= Set problem =
Wherever the word "Search" appears in a line, copy that line.

= Extracted material =
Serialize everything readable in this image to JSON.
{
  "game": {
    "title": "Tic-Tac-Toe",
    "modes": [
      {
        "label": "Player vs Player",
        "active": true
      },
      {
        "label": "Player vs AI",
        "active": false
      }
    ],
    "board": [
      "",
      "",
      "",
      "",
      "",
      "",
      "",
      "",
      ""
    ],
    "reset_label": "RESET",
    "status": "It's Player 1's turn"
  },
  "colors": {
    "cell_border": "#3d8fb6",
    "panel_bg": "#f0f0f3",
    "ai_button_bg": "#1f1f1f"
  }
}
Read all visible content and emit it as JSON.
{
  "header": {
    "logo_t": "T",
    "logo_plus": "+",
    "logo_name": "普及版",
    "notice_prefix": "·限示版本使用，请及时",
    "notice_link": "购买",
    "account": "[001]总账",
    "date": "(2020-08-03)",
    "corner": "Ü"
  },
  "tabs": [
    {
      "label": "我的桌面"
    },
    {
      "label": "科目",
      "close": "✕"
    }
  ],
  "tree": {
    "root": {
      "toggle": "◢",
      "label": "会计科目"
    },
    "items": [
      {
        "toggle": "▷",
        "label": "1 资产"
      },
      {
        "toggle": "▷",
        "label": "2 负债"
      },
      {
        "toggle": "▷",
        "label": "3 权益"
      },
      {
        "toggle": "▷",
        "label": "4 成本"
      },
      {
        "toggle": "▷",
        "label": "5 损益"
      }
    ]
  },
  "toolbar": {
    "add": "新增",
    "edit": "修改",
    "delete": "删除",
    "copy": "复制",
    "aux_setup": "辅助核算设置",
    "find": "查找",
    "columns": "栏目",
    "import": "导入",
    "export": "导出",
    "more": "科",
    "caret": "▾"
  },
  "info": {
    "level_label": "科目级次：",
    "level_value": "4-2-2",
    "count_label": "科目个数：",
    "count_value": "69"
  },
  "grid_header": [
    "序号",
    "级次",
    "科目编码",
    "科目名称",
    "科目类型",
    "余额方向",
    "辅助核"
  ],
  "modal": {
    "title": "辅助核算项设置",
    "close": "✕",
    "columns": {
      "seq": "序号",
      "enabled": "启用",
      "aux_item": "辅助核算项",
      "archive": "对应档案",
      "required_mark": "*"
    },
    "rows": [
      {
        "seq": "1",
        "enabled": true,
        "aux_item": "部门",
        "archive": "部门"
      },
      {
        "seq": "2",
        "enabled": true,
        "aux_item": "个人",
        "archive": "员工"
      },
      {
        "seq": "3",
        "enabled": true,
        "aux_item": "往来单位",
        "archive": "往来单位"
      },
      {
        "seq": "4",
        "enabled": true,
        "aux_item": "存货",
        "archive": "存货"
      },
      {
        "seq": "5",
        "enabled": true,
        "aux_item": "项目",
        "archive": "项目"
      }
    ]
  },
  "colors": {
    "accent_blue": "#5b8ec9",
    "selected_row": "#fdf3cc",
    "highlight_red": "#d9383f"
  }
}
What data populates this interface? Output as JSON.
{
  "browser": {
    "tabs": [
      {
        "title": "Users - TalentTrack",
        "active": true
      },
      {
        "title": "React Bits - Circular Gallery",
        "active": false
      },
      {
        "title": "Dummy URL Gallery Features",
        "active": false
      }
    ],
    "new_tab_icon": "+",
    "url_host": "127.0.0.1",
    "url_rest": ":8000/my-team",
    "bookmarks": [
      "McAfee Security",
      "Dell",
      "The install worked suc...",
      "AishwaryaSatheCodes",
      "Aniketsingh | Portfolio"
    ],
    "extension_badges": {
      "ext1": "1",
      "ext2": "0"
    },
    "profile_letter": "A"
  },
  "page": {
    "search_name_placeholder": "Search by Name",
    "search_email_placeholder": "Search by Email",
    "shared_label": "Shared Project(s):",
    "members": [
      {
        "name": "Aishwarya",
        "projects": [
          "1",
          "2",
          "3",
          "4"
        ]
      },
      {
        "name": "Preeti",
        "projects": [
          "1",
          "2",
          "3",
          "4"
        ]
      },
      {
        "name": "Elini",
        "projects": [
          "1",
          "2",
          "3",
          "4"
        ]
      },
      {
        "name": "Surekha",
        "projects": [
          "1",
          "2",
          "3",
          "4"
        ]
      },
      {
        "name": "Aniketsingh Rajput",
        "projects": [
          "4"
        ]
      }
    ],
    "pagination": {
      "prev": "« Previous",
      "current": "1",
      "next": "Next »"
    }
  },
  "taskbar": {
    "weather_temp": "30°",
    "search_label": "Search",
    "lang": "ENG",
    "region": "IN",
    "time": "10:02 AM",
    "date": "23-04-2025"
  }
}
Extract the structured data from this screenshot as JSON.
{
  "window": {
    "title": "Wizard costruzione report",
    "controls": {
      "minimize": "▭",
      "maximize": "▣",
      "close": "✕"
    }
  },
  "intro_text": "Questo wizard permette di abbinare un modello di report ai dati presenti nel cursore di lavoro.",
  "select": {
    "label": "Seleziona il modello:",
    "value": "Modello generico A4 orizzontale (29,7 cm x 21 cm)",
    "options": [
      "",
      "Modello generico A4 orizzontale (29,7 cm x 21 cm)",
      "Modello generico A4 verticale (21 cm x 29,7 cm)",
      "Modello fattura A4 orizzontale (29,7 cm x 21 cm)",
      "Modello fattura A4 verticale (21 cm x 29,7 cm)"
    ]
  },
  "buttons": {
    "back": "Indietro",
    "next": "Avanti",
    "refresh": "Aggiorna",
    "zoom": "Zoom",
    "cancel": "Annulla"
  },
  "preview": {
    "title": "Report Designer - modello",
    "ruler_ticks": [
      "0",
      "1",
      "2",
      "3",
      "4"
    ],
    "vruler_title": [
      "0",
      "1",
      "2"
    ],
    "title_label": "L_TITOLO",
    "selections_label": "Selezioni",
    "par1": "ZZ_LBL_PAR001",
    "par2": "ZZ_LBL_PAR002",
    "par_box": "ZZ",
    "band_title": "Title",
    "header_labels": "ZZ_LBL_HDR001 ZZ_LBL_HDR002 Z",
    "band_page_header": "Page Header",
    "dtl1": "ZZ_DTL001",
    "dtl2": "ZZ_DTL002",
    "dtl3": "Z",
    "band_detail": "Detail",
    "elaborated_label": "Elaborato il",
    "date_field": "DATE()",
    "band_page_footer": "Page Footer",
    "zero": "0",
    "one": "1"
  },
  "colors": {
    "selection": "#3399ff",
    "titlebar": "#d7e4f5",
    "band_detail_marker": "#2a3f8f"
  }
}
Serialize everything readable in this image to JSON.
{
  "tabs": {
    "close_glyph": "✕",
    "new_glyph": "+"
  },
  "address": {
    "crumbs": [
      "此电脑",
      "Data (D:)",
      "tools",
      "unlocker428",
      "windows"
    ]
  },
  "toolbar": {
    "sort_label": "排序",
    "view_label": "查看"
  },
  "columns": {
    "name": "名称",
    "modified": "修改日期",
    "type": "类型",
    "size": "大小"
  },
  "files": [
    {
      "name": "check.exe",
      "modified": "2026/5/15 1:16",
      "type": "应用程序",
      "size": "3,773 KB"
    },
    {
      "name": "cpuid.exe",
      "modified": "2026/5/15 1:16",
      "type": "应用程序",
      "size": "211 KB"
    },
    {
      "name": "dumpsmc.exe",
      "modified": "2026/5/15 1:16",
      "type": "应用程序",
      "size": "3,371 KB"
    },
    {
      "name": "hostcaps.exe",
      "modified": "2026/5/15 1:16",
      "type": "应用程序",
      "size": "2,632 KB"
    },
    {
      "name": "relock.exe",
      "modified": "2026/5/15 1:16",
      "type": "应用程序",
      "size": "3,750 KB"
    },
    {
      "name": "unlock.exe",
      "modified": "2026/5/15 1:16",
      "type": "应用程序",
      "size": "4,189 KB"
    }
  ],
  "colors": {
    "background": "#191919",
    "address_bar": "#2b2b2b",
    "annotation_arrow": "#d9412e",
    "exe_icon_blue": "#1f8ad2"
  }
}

= Exercise response =
    "search_name_placeholder": "Search by Name",
    "search_email_placeholder": "Search by Email",
    "search_label": "Search",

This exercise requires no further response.